[START Given data]
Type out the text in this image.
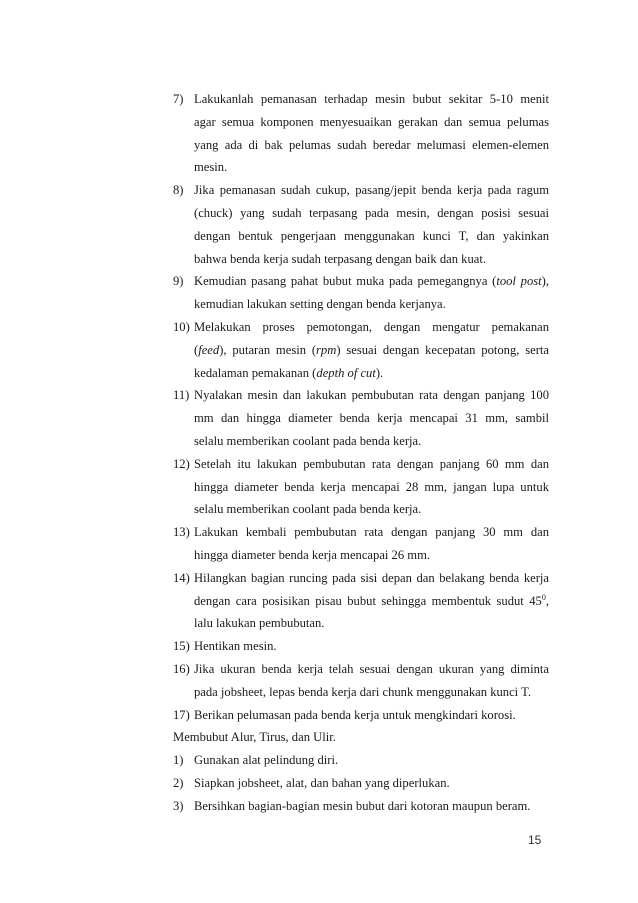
7) Lakukanlah pemanasan terhadap mesin bubut sekitar 5-10 menit
agar semua komponen menyesuaikan gerakan dan semua pelumas
yang ada di bak pelumas sudah beredar melumasi elemen-elemen
mesin.
8) Jika pemanasan sudah cukup, pasang/jepit benda kerja pada ragum
(chuck) yang sudah terpasang pada mesin, dengan posisi sesuai
dengan bentuk pengerjaan menggunakan kunci T, dan yakinkan
bahwa benda kerja sudah terpasang dengan baik dan kuat.
9) Kemudian pasang pahat bubut muka pada pemegangnya (tool post),
kemudian lakukan setting dengan benda kerjanya.
10) Melakukan proses pemotongan, dengan mengatur pemakanan
(feed), putaran mesin (rpm) sesuai dengan kecepatan potong, serta
kedalaman pemakanan (depth of cut).
11) Nyalakan mesin dan lakukan pembubutan rata dengan panjang 100
mm dan hingga diameter benda kerja mencapai 31 mm, sambil
selalu memberikan coolant pada benda kerja.
12) Setelah itu lakukan pembubutan rata dengan panjang 60 mm dan
hingga diameter benda kerja mencapai 28 mm, jangan lupa untuk
selalu memberikan coolant pada benda kerja.
13) Lakukan kembali pembubutan rata dengan panjang 30 mm dan
hingga diameter benda kerja mencapai 26 mm.
14) Hilangkan bagian runcing pada sisi depan dan belakang benda kerja
dengan cara posisikan pisau bubut sehingga membentuk sudut $45^0$,
lalu lakukan pembubutan.
15) Hentikan mesin.
16) Jika ukuran benda kerja telah sesuai dengan ukuran yang diminta
pada jobsheet, lepas benda kerja dari chunk menggunakan kunci T.
17) Berikan pelumasan pada benda kerja untuk mengkindari korosi.

Membubut Alur, Tirus, dan Ulir.

1) Gunakan alat pelindung diri.
2) Siapkan jobsheet, alat, dan bahan yang diperlukan.
3) Bersihkan bagian-bagian mesin bubut dari kotoran maupun beram.
15
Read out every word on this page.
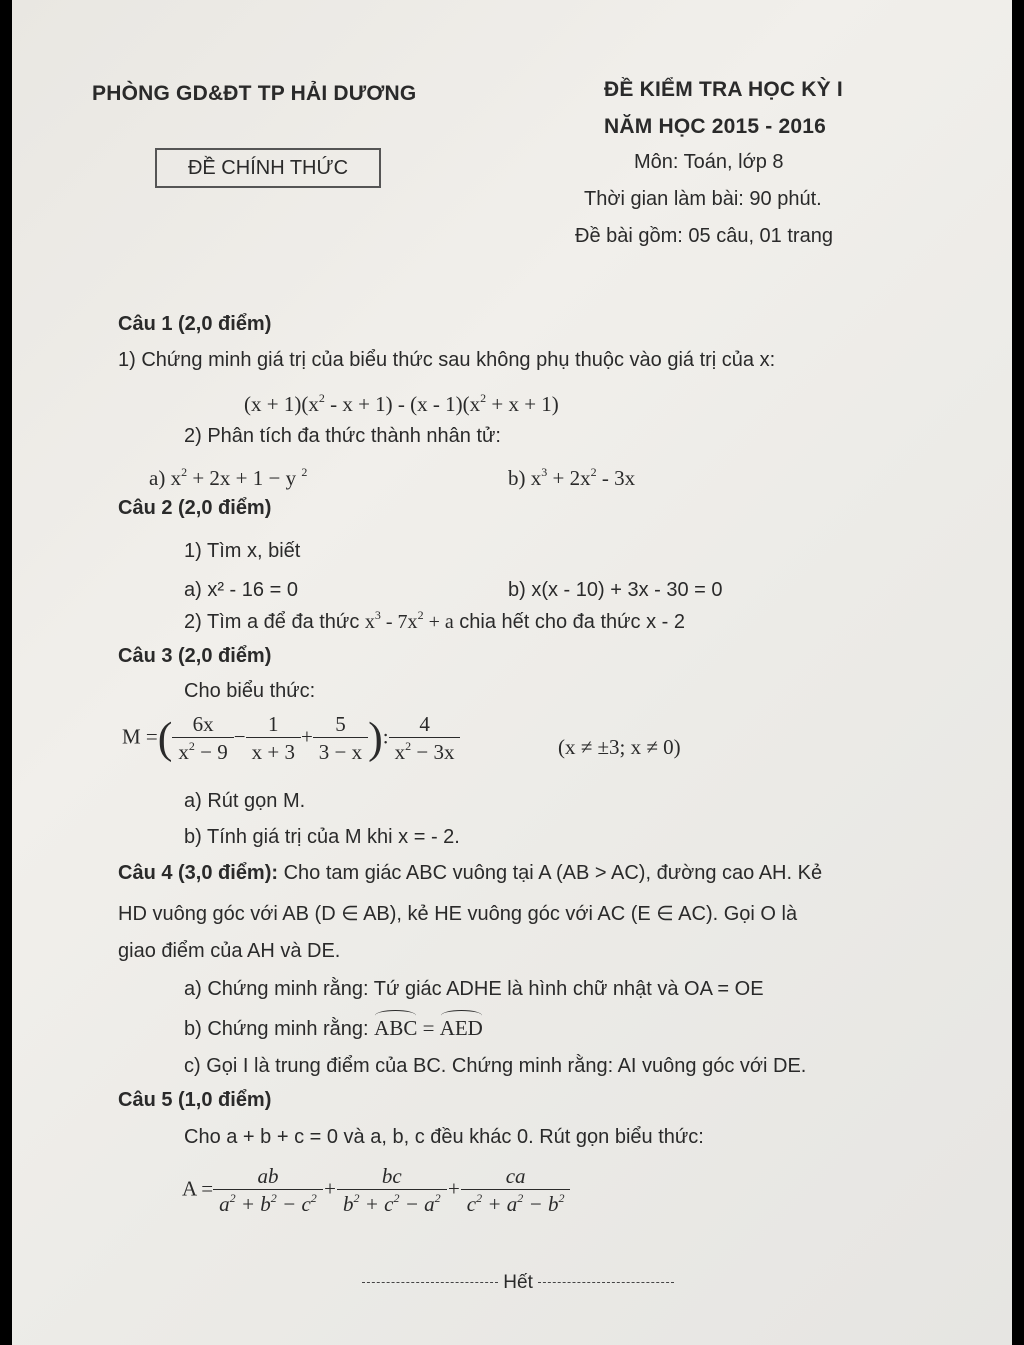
PHÒNG GD&ĐT TP HẢI DƯƠNG
ĐỀ CHÍNH THỨC
ĐỀ KIỂM TRA HỌC KỲ I
NĂM HỌC 2015 - 2016
Môn: Toán, lớp 8
Thời gian làm bài: 90 phút.
Đề bài gồm: 05 câu, 01 trang
Câu 1 (2,0 điểm)
1) Chứng minh giá trị của biểu thức sau không phụ thuộc vào giá trị của x:
$(x + 1)(x^2 - x + 1) - (x - 1)(x^2 + x + 1)$
2) Phân tích đa thức thành nhân tử:
a) $x^2 + 2x + 1 - y$ $^2$	b) $x^3 + 2x^2 - 3x$
Câu 2 (2,0 điểm)
1) Tìm x, biết
a) x² - 16 = 0	b) x(x - 10) + 3x - 30 = 0
2) Tìm a để đa thức $x^3 - 7x^2 + a$ chia hết cho đa thức x - 2
Câu 3 (2,0 điểm)
Cho biểu thức:
M =( $\frac{6x}{x^2 - 9} - \frac{1}{x + 3} + \frac{5}{3 - x}$ ): $\frac{4}{x^2 - 3x}$	(x ≠ ±3; x ≠ 0)
a) Rút gọn M.
b) Tính giá trị của M khi x = - 2.
Câu 4 (3,0 điểm): Cho tam giác ABC vuông tại A (AB > AC), đường cao AH. Kẻ
HD vuông góc với AB (D ∈ AB), kẻ HE vuông góc với AC (E ∈ AC). Gọi O là
giao điểm của AH và DE.
a) Chứng minh rằng: Tứ giác ADHE là hình chữ nhật và OA = OE
b) Chứng minh rằng: ABC = AED
c) Gọi I là trung điểm của BC. Chứng minh rằng: AI vuông góc với DE.
Câu 5 (1,0 điểm)
Cho a + b + c = 0 và a, b, c đều khác 0. Rút gọn biểu thức:
$A = \frac{ab}{a^2 + b^2 - c^2} + \frac{bc}{b^2 + c^2 - a^2} + \frac{ca}{c^2 + a^2 - b^2}$
Hết
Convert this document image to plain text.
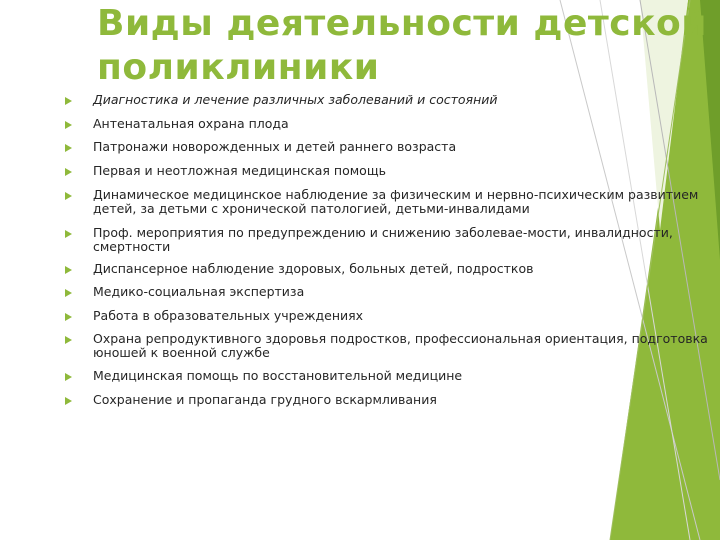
Виды деятельности детской
поликлиники
Диагностика и лечение различных заболеваний и состояний
Антенатальная охрана плода
Патронажи новорожденных и детей раннего возраста
Первая и неотложная медицинская помощь
Динамическое медицинское наблюдение за физическим и нервно-психическим развитием
детей, за детьми с хронической патологией, детьми-инвалидами
Проф. мероприятия по предупреждению и снижению заболевае-мости, инвалидности,
смертности
Диспансерное наблюдение здоровых, больных детей, подростков
Медико-социальная экспертиза
Работа в образовательных учреждениях
Охрана репродуктивного здоровья подростков, профессиональная ориентация, подготовка
юношей к военной службе
Медицинская помощь по восстановительной медицине
Сохранение и пропаганда грудного вскармливания
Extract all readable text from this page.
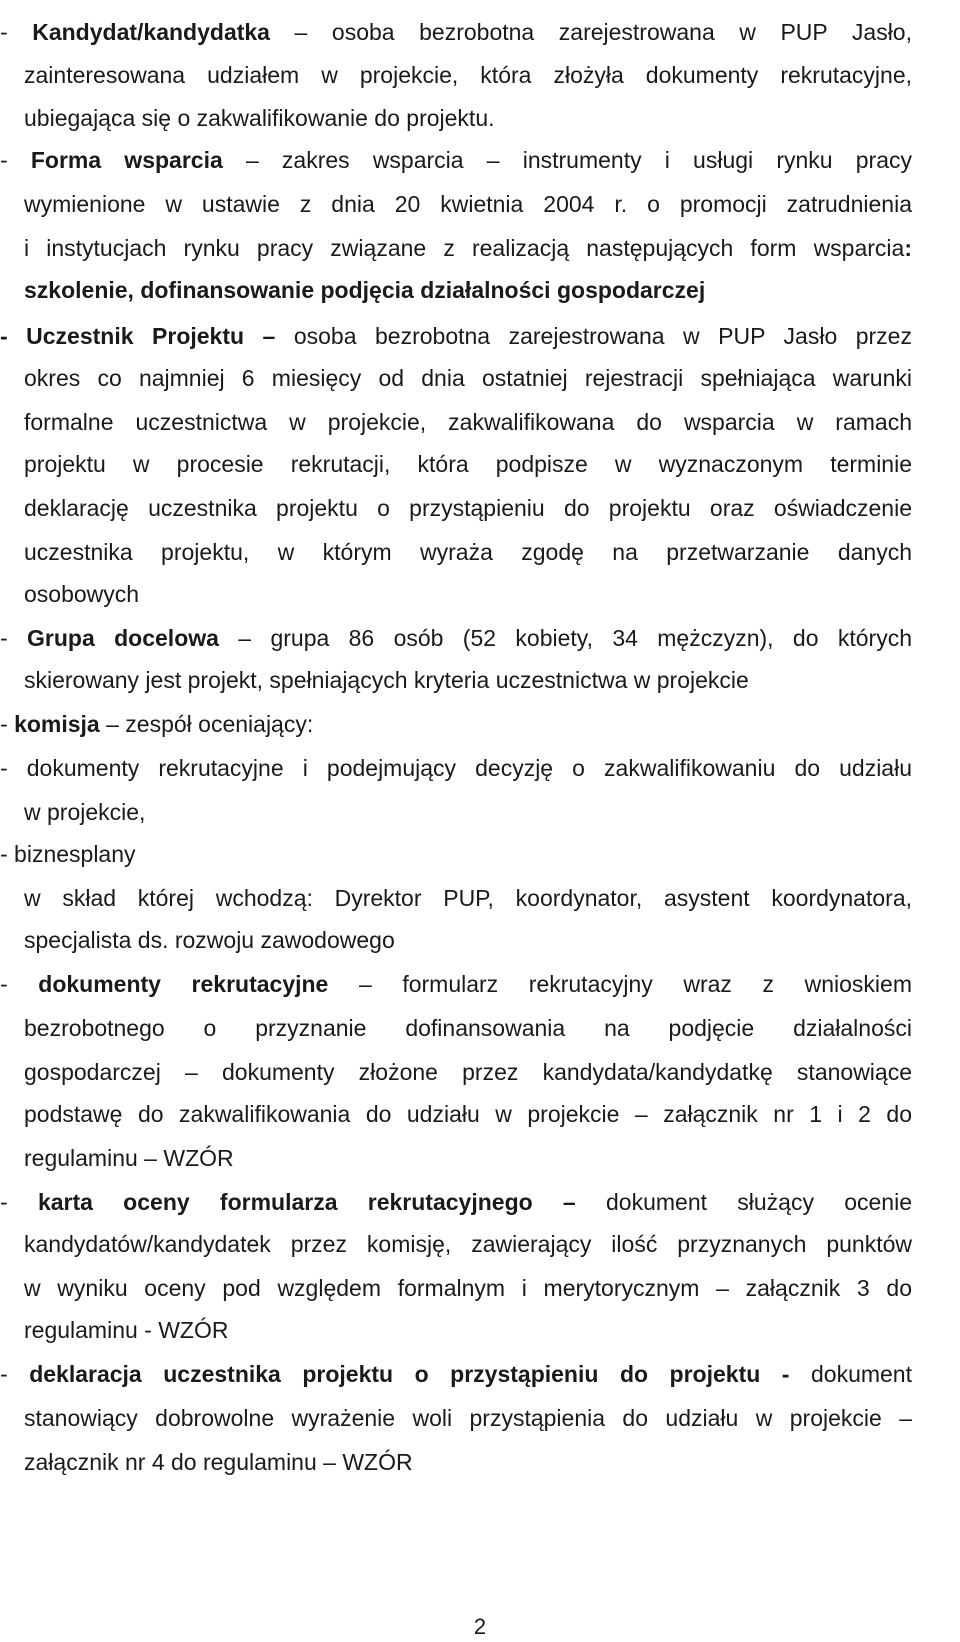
- Kandydat/kandydatka – osoba bezrobotna zarejestrowana w PUP Jasło,
zainteresowana udziałem w projekcie, która złożyła dokumenty rekrutacyjne,
ubiegająca się o zakwalifikowanie do projektu.
- Forma wsparcia – zakres wsparcia – instrumenty i usługi rynku pracy
wymienione w ustawie z dnia 20 kwietnia 2004 r. o promocji zatrudnienia
i instytucjach rynku pracy związane z realizacją następujących form wsparcia:
szkolenie, dofinansowanie podjęcia działalności gospodarczej
- Uczestnik Projektu – osoba bezrobotna zarejestrowana w PUP Jasło przez
okres co najmniej 6 miesięcy od dnia ostatniej rejestracji spełniająca warunki
formalne uczestnictwa w projekcie, zakwalifikowana do wsparcia w ramach
projektu w procesie rekrutacji, która podpisze w wyznaczonym terminie
deklarację uczestnika projektu o przystąpieniu do projektu oraz oświadczenie
uczestnika projektu, w którym wyraża zgodę na przetwarzanie danych
osobowych
- Grupa docelowa – grupa 86 osób (52 kobiety, 34 mężczyzn), do których
skierowany jest projekt, spełniających kryteria uczestnictwa w projekcie
- komisja – zespół oceniający:
- dokumenty rekrutacyjne i podejmujący decyzję o zakwalifikowaniu do udziału
w projekcie,
- biznesplany
w skład której wchodzą: Dyrektor PUP, koordynator, asystent koordynatora,
specjalista ds. rozwoju zawodowego
- dokumenty rekrutacyjne – formularz rekrutacyjny wraz z wnioskiem
bezrobotnego o przyznanie dofinansowania na podjęcie działalności
gospodarczej – dokumenty złożone przez kandydata/kandydatkę stanowiące
podstawę do zakwalifikowania do udziału w projekcie – załącznik nr 1 i 2 do
regulaminu – WZÓR
- karta oceny formularza rekrutacyjnego – dokument służący ocenie
kandydatów/kandydatek przez komisję, zawierający ilość przyznanych punktów
w wyniku oceny pod względem formalnym i merytorycznym – załącznik 3 do
regulaminu - WZÓR
- deklaracja uczestnika projektu o przystąpieniu do projektu - dokument
stanowiący dobrowolne wyrażenie woli przystąpienia do udziału w projekcie –
załącznik nr 4 do regulaminu – WZÓR
2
[END Given data]
Task goal: Write out every record above exactly as it stands, but leave out the pictures.

The completed task:
Type out the text in this image.
7) Lakukanlah pemanasan terhadap mesin bubut sekitar 5-10 menit
agar semua komponen menyesuaikan gerakan dan semua pelumas
yang ada di bak pelumas sudah beredar melumasi elemen-elemen
mesin.
8) Jika pemanasan sudah cukup, pasang/jepit benda kerja pada ragum
(chuck) yang sudah terpasang pada mesin, dengan posisi sesuai
dengan bentuk pengerjaan menggunakan kunci T, dan yakinkan
bahwa benda kerja sudah terpasang dengan baik dan kuat.
9) Kemudian pasang pahat bubut muka pada pemegangnya (tool post),
kemudian lakukan setting dengan benda kerjanya.
10) Melakukan proses pemotongan, dengan mengatur pemakanan
(feed), putaran mesin (rpm) sesuai dengan kecepatan potong, serta
kedalaman pemakanan (depth of cut).
11) Nyalakan mesin dan lakukan pembubutan rata dengan panjang 100
mm dan hingga diameter benda kerja mencapai 31 mm, sambil
selalu memberikan coolant pada benda kerja.
12) Setelah itu lakukan pembubutan rata dengan panjang 60 mm dan
hingga diameter benda kerja mencapai 28 mm, jangan lupa untuk
selalu memberikan coolant pada benda kerja.
13) Lakukan kembali pembubutan rata dengan panjang 30 mm dan
hingga diameter benda kerja mencapai 26 mm.
14) Hilangkan bagian runcing pada sisi depan dan belakang benda kerja
dengan cara posisikan pisau bubut sehingga membentuk sudut $45^0$,
lalu lakukan pembubutan.
15) Hentikan mesin.
16) Jika ukuran benda kerja telah sesuai dengan ukuran yang diminta
pada jobsheet, lepas benda kerja dari chunk menggunakan kunci T.
17) Berikan pelumasan pada benda kerja untuk mengkindari korosi.

Membubut Alur, Tirus, dan Ulir.

1) Gunakan alat pelindung diri.
2) Siapkan jobsheet, alat, dan bahan yang diperlukan.
3) Bersihkan bagian-bagian mesin bubut dari kotoran maupun beram.
15
Read out every word on this page.
PHÒNG GD&ĐT TP HẢI DƯƠNG
ĐỀ CHÍNH THỨC
ĐỀ KIỂM TRA HỌC KỲ I
NĂM HỌC 2015 - 2016
Môn: Toán, lớp 8
Thời gian làm bài: 90 phút.
Đề bài gồm: 05 câu, 01 trang
Câu 1 (2,0 điểm)
1) Chứng minh giá trị của biểu thức sau không phụ thuộc vào giá trị của x:
$(x + 1)(x^2 - x + 1) - (x - 1)(x^2 + x + 1)$
2) Phân tích đa thức thành nhân tử:
a) $x^2 + 2x + 1 - y$ $^2$	b) $x^3 + 2x^2 - 3x$
Câu 2 (2,0 điểm)
1) Tìm x, biết
a) x² - 16 = 0	b) x(x - 10) + 3x - 30 = 0
2) Tìm a để đa thức $x^3 - 7x^2 + a$ chia hết cho đa thức x - 2
Câu 3 (2,0 điểm)
Cho biểu thức:
M =( $\frac{6x}{x^2 - 9} - \frac{1}{x + 3} + \frac{5}{3 - x}$ ): $\frac{4}{x^2 - 3x}$	(x ≠ ±3; x ≠ 0)
a) Rút gọn M.
b) Tính giá trị của M khi x = - 2.
Câu 4 (3,0 điểm): Cho tam giác ABC vuông tại A (AB > AC), đường cao AH. Kẻ
HD vuông góc với AB (D ∈ AB), kẻ HE vuông góc với AC (E ∈ AC). Gọi O là
giao điểm của AH và DE.
a) Chứng minh rằng: Tứ giác ADHE là hình chữ nhật và OA = OE
b) Chứng minh rằng: ABC = AED
c) Gọi I là trung điểm của BC. Chứng minh rằng: AI vuông góc với DE.
Câu 5 (1,0 điểm)
Cho a + b + c = 0 và a, b, c đều khác 0. Rút gọn biểu thức:
$A = \frac{ab}{a^2 + b^2 - c^2} + \frac{bc}{b^2 + c^2 - a^2} + \frac{ca}{c^2 + a^2 - b^2}$
Hết
Convert this document image to plain text.
Виды деятельности детской
поликлиники
Диагностика и лечение различных заболеваний и состояний
Антенатальная охрана плода
Патронажи новорожденных и детей раннего возраста
Первая и неотложная медицинская помощь
Динамическое медицинское наблюдение за физическим и нервно-психическим развитием
детей, за детьми с хронической патологией, детьми-инвалидами
Проф. мероприятия по предупреждению и снижению заболевае-мости, инвалидности,
смертности
Диспансерное наблюдение здоровых, больных детей, подростков
Медико-социальная экспертиза
Работа в образовательных учреждениях
Охрана репродуктивного здоровья подростков, профессиональная ориентация, подготовка
юношей к военной службе
Медицинская помощь по восстановительной медицине
Сохранение и пропаганда грудного вскармливания
Extract all readable text from this page.
- Kandydat/kandydatka – osoba bezrobotna zarejestrowana w PUP Jasło,
zainteresowana udziałem w projekcie, która złożyła dokumenty rekrutacyjne,
ubiegająca się o zakwalifikowanie do projektu.
- Forma wsparcia – zakres wsparcia – instrumenty i usługi rynku pracy
wymienione w ustawie z dnia 20 kwietnia 2004 r. o promocji zatrudnienia
i instytucjach rynku pracy związane z realizacją następujących form wsparcia:
szkolenie, dofinansowanie podjęcia działalności gospodarczej
- Uczestnik Projektu – osoba bezrobotna zarejestrowana w PUP Jasło przez
okres co najmniej 6 miesięcy od dnia ostatniej rejestracji spełniająca warunki
formalne uczestnictwa w projekcie, zakwalifikowana do wsparcia w ramach
projektu w procesie rekrutacji, która podpisze w wyznaczonym terminie
deklarację uczestnika projektu o przystąpieniu do projektu oraz oświadczenie
uczestnika projektu, w którym wyraża zgodę na przetwarzanie danych
osobowych
- Grupa docelowa – grupa 86 osób (52 kobiety, 34 mężczyzn), do których
skierowany jest projekt, spełniających kryteria uczestnictwa w projekcie
- komisja – zespół oceniający:
- dokumenty rekrutacyjne i podejmujący decyzję o zakwalifikowaniu do udziału
w projekcie,
- biznesplany
w skład której wchodzą: Dyrektor PUP, koordynator, asystent koordynatora,
specjalista ds. rozwoju zawodowego
- dokumenty rekrutacyjne – formularz rekrutacyjny wraz z wnioskiem
bezrobotnego o przyznanie dofinansowania na podjęcie działalności
gospodarczej – dokumenty złożone przez kandydata/kandydatkę stanowiące
podstawę do zakwalifikowania do udziału w projekcie – załącznik nr 1 i 2 do
regulaminu – WZÓR
- karta oceny formularza rekrutacyjnego – dokument służący ocenie
kandydatów/kandydatek przez komisję, zawierający ilość przyznanych punktów
w wyniku oceny pod względem formalnym i merytorycznym – załącznik 3 do
regulaminu - WZÓR
- deklaracja uczestnika projektu o przystąpieniu do projektu - dokument
stanowiący dobrowolne wyrażenie woli przystąpienia do udziału w projekcie –
załącznik nr 4 do regulaminu – WZÓR
2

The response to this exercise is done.